**PASSAGE TO READ**
—————

I'm looking to try and make a clone of this beer, but am having quite some difficulty locating any information on the ol internet.

Any help would be greatly appreciated.
 
If anyone has a good recipe that would be close to the following description maybe??

"Zombie is made according to the Belgian Witbier tradition of using unmalted wheat to create the light body and white sheen. Additions of coriander and orange peel give Zombie a fruity and spicy character, while the hops are subtle and lightly detected"
 
I just tried this beer and I loved it. I'm not big on Belgian whites but white zombie is one of my favorite wheats now. If you would like id be happy to collaborate with you to create a recipe.
 
This is an old thread, but did anyone ever figure this out? I also love this beer and would love to give it a try. Thanks
 
This is an old thread, but did anyone ever figure this out? I also love this beer and would love to give it a try. Thanks

I also love this beer and I have been trying to clone it. I actually just finished kegging attempt number 5. It is tasting good so far, but I will know more once it is carbonated. Although I haven't hit the recipe exactly, each version is very tasty. Here is the recipe I used for my current attempt.

—————

**DATASET ROWS**
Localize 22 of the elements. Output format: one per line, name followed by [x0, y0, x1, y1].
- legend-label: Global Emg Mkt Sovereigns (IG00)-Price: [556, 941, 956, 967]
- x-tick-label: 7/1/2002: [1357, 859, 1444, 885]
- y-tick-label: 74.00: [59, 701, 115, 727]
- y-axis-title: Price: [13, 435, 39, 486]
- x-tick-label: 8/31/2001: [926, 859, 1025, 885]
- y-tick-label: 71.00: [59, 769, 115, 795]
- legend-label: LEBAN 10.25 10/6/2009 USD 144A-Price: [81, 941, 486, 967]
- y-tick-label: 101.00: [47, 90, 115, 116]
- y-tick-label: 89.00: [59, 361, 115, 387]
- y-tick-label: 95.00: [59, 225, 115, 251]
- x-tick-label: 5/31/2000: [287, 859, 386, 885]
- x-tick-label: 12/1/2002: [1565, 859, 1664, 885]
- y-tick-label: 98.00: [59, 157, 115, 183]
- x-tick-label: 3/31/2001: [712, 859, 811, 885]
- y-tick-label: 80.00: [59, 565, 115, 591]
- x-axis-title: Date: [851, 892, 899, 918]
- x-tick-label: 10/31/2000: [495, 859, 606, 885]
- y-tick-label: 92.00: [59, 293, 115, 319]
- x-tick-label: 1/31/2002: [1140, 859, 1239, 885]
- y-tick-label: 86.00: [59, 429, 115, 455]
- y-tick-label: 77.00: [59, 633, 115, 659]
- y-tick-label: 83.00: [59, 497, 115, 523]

—————

Quote the whole forum thread about cloning the Zombie witbier word for word.

I'm looking to try and make a clone of this beer, but am having quite some difficulty locating any information on the ol internet.

Any help would be greatly appreciated.
 
If anyone has a good recipe that would be close to the following description maybe??

"Zombie is made according to the Belgian Witbier tradition of using unmalted wheat to create the light body and white sheen. Additions of coriander and orange peel give Zombie a fruity and spicy character, while the hops are subtle and lightly detected"
 
I just tried this beer and I loved it. I'm not big on Belgian whites but white zombie is one of my favorite wheats now. If you would like id be happy to collaborate with you to create a recipe.
 
This is an old thread, but did anyone ever figure this out? I also love this beer and would love to give it a try. Thanks
 
This is an old thread, but did anyone ever figure this out? I also love this beer and would love to give it a try. Thanks

I also love this beer and I have been trying to clone it. I actually just finished kegging attempt number 5. It is tasting good so far, but I will know more once it is carbonated. Although I haven't hit the recipe exactly, each version is very tasty. Here is the recipe I used for my current attempt.